待答问题
1) 请判断以下三项陈述是否与所给文本相符,逐项回答"是"或"否",并原文引用起决定作用的词句:(a) 不使用CUDA时,训练一个epoch需要1分钟;(b) 使用Adam优化器训练后,loss降到了0.5以下;(c) 该模型的大小为11MB。
2) 根据所给文本,使用CUDA混合编程后,一个训练流程大约需要多长时间?

所给文本

- - -

我这里使用了CUDA对train进行加速,也建议小伙伴们使用CUDA进行训练模型,可以使用CPU+GPU混合编程,相比传统的CPU要快几十倍。比如我这个模型,模型简单普通,数据量也少,仅仅几百个样本,若是不使用CUDA,一个epoch都要1分钟,完整的训练完一个模型循环则需要100分钟,若使用SGD训练,则时间要更久,若是大模型,大数据集,需要的时间可想而知;现在我们使用CUDA混合编程,则会快很多,一个流程下来3分钟左右。这大大减少了时间成本,给了我们更多的时间去调参调优,但也不能沉迷于调参而忽略了本质。

使用Adam优化器跑了100个epoch,train Acc=89.95%,对于一个4分类数据来讲,这个准确率是可以的,但是loss降到0.74就下不去了,我上面也试了SGD优化器,你感兴趣也可以自己换着来试试。

让我们再看看模型结构和参数量:

 3.4w的参数量,11MB的模型,还是很小巧的。

3. EEGNet:

EEGNet pytorch实现:

import random
import matplotlib.pyplot as plt
import numpy as np
import pandas as pd
import torch.nn as nn
from torch.utils.data import Dataset
import torch
import torch.nn.functional as F
import torchvision.transforms as transforms
from torch import nn





class DepthwiseConv(nn.Module):
    def __init__(self, inp, oup):
        super(DepthwiseConv, self).__init__()
        self.depth_conv = nn.Sequential(
            # dw
            nn.Conv2d(inp, inp, kernel_size=3, stride=1, padding=1, groups=inp, bias=False),
            nn.BatchNorm2d(inp),
            # pw
            nn.Conv2d(inp, oup, kernel_size=1, stride=1, padding=0, bias=False),
            nn.BatchNorm2d(oup)
        )
    
    def forward(self, x):
        
        return self.depth_conv(x)




class depthwise_separable_conv(nn.Module):
    def __init__(self, ch_in, ch_out):
        super(depthwise_separable_conv, self).__init__()
        self.ch_in = ch_in
        self.ch_out = ch_out
        self.depth_conv = nn.Conv2d(ch_in, ch_in, kernel_size=3, padding=1, groups=ch_in)
        self.point_conv = nn.Conv2d(ch_in, ch_out, kernel_size=1)

    def forward(self, x):
        x = self.depth_conv(x)
        x = self.point_conv(x)
        
        return x





class EEGNet(nn.Module):
    def __init__(self):
        super(EEGNet, self).__init__()
        self.T = 500 
        self.conv1 = nn.Conv2d(22,48,(3,3),padding=0)
        self.batchnorm1 = nn.BatchNorm2d(48,False)
        self.Depth_conv = DepthwiseConv(inp=48,oup=22)
        self.pooling1 = nn.AvgPool2d(4,4)
        
        self.Separable_conv = depthwise_separable_conv(ch_in=22, ch_out=48)
        self.batchnorm2 = nn.BatchNorm2d(48,False)
        self.pooling2 = nn.AvgPool2d(2,2)
              
        self.fc1 = nn.Linear(576, 256)
        self.fc2 = nn.Linear(256,64)
        self.fc3 = nn.Linear(64,4)
    
    def forward(self, item):
        
        x = F.relu(self.conv1(item))
        x = self.batchnorm1(x)

- - -

记录摘录
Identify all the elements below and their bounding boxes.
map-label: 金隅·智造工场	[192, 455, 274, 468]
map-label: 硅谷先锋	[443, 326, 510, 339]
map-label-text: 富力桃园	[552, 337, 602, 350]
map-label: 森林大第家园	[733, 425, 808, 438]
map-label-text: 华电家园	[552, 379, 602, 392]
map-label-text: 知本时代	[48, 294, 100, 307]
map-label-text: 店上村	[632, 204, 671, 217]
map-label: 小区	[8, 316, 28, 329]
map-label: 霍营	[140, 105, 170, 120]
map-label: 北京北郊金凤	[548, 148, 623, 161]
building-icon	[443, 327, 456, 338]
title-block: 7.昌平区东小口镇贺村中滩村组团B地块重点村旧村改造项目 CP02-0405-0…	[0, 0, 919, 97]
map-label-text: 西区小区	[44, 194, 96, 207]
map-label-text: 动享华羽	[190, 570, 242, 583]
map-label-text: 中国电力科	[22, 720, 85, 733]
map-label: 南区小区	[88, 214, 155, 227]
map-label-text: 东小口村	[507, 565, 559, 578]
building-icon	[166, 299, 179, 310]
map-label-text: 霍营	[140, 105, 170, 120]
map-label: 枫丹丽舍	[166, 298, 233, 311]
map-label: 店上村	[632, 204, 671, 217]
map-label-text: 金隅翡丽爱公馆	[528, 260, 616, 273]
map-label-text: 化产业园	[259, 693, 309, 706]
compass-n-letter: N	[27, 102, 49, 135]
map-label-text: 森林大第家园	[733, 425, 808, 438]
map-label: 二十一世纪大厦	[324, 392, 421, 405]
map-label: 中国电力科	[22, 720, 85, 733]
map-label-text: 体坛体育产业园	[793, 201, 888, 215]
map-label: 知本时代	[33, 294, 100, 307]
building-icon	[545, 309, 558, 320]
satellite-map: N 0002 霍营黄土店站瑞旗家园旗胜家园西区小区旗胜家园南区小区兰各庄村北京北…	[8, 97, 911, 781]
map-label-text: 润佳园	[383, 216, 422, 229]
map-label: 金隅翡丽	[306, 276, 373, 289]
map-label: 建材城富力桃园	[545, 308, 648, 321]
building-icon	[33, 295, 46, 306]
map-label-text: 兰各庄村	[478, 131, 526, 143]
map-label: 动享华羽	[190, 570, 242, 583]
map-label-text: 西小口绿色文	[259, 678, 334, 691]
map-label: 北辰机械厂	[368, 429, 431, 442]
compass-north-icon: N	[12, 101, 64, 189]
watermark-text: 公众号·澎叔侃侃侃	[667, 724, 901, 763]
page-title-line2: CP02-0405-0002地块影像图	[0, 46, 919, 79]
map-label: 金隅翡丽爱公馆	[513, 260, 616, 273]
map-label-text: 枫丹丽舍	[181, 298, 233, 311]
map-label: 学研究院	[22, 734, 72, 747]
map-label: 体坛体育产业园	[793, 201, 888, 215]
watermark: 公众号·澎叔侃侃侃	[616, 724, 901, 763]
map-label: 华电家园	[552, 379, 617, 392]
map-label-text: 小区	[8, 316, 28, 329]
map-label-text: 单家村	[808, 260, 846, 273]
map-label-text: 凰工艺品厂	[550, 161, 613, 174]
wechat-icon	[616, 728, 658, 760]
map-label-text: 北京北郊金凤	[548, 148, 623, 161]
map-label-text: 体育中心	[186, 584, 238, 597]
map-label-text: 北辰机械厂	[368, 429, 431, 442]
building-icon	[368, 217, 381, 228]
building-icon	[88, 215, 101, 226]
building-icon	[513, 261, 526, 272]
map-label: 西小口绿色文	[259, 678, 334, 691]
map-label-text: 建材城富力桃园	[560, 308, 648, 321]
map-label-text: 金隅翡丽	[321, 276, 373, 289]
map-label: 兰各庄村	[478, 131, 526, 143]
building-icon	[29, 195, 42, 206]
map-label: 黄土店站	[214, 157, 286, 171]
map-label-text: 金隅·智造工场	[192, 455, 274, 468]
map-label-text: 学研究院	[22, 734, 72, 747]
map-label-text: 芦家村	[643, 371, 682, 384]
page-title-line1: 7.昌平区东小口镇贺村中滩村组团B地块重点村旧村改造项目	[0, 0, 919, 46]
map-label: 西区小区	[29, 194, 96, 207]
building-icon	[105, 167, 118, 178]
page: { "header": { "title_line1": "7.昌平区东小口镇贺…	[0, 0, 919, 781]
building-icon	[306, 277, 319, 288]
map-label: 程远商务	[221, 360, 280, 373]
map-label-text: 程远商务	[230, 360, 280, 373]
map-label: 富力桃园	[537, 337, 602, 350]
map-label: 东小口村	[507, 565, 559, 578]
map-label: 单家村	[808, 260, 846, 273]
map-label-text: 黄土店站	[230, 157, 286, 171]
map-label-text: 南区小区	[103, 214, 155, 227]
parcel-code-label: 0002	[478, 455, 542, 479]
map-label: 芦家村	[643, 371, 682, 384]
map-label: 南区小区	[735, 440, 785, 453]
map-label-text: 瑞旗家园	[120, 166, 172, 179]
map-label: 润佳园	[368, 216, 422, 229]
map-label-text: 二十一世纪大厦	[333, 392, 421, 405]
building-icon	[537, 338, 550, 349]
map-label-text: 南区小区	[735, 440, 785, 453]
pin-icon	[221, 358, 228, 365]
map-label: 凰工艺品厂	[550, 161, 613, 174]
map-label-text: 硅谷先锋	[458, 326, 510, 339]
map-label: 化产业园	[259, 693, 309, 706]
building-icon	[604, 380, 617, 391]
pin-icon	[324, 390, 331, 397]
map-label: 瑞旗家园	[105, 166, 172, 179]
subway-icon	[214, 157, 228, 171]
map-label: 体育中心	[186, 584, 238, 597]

- - -

完整解答
1)
(a) 是。"若是不使用CUDA,一个epoch都要1分钟"
(b) 否。"但是loss降到0.74就下不去了"
(c) 是。"3.4w的参数量,11MB的模型"

2) 3分钟左右。